_SHORT PROBLEM_.
Omit the images. Copy each entry word for word.
===============
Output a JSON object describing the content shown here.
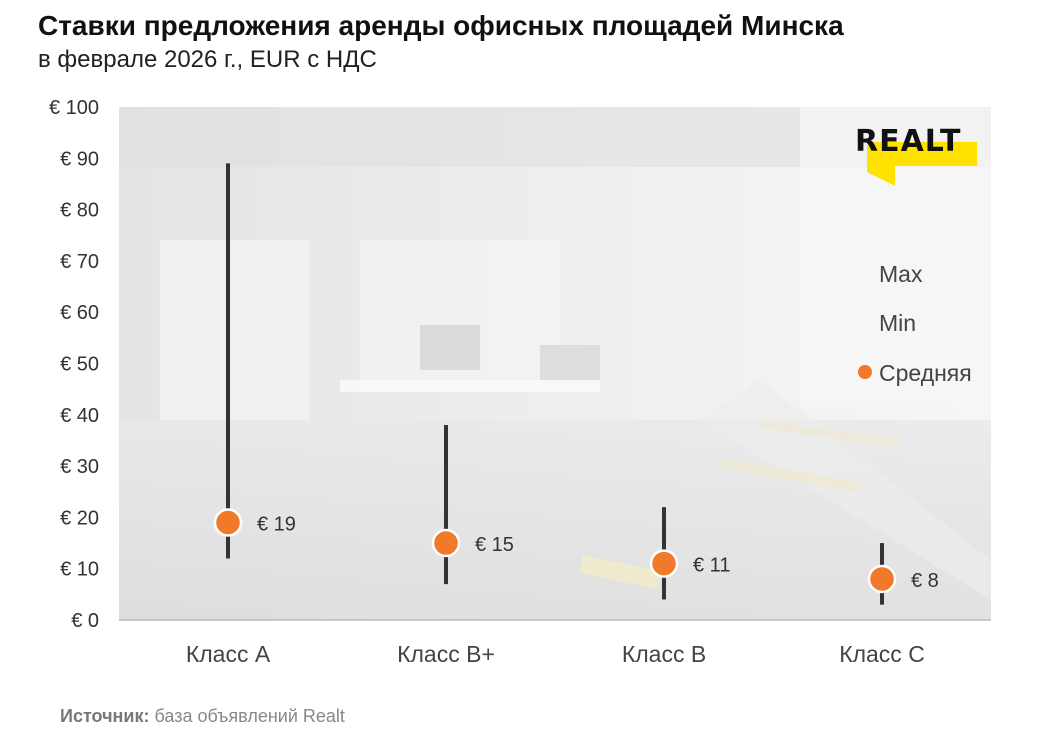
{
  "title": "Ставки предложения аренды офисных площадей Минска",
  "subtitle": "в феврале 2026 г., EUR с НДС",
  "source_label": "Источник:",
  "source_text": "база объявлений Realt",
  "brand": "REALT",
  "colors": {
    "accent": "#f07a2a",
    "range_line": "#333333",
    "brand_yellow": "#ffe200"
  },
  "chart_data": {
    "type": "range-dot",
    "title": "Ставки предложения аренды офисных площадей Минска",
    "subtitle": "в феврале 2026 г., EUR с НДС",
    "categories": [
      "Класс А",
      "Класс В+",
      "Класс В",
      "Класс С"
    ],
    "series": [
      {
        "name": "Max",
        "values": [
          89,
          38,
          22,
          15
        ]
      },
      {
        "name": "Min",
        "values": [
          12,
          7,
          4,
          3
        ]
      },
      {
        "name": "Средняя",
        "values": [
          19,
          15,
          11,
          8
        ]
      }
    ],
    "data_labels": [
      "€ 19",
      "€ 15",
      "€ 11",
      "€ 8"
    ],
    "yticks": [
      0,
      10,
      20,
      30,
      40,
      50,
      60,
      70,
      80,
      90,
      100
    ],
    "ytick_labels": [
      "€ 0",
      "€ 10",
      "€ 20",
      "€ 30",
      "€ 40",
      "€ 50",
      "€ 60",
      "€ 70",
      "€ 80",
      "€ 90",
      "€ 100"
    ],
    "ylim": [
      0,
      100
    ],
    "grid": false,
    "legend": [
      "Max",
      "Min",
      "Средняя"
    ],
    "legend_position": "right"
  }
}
===============
_RESPONSE TO THIS TASK_.
Output a JSON object describing the content shown here.
{
  "title": "Ставки предложения аренды офисных площадей Минска",
  "subtitle": "в феврале 2026 г., EUR с НДС",
  "source_label": "Источник:",
  "source_text": "база объявлений Realt",
  "brand": "REALT",
  "colors": {
    "accent": "#f07a2a",
    "range_line": "#333333",
    "brand_yellow": "#ffe200"
  },
  "chart_data": {
    "type": "range-dot",
    "title": "Ставки предложения аренды офисных площадей Минска",
    "subtitle": "в феврале 2026 г., EUR с НДС",
    "categories": [
      "Класс А",
      "Класс В+",
      "Класс В",
      "Класс С"
    ],
    "series": [
      {
        "name": "Max",
        "values": [
          89,
          38,
          22,
          15
        ]
      },
      {
        "name": "Min",
        "values": [
          12,
          7,
          4,
          3
        ]
      },
      {
        "name": "Средняя",
        "values": [
          19,
          15,
          11,
          8
        ]
      }
    ],
    "data_labels": [
      "€ 19",
      "€ 15",
      "€ 11",
      "€ 8"
    ],
    "yticks": [
      0,
      10,
      20,
      30,
      40,
      50,
      60,
      70,
      80,
      90,
      100
    ],
    "ytick_labels": [
      "€ 0",
      "€ 10",
      "€ 20",
      "€ 30",
      "€ 40",
      "€ 50",
      "€ 60",
      "€ 70",
      "€ 80",
      "€ 90",
      "€ 100"
    ],
    "ylim": [
      0,
      100
    ],
    "grid": false,
    "legend": [
      "Max",
      "Min",
      "Средняя"
    ],
    "legend_position": "right"
  }
}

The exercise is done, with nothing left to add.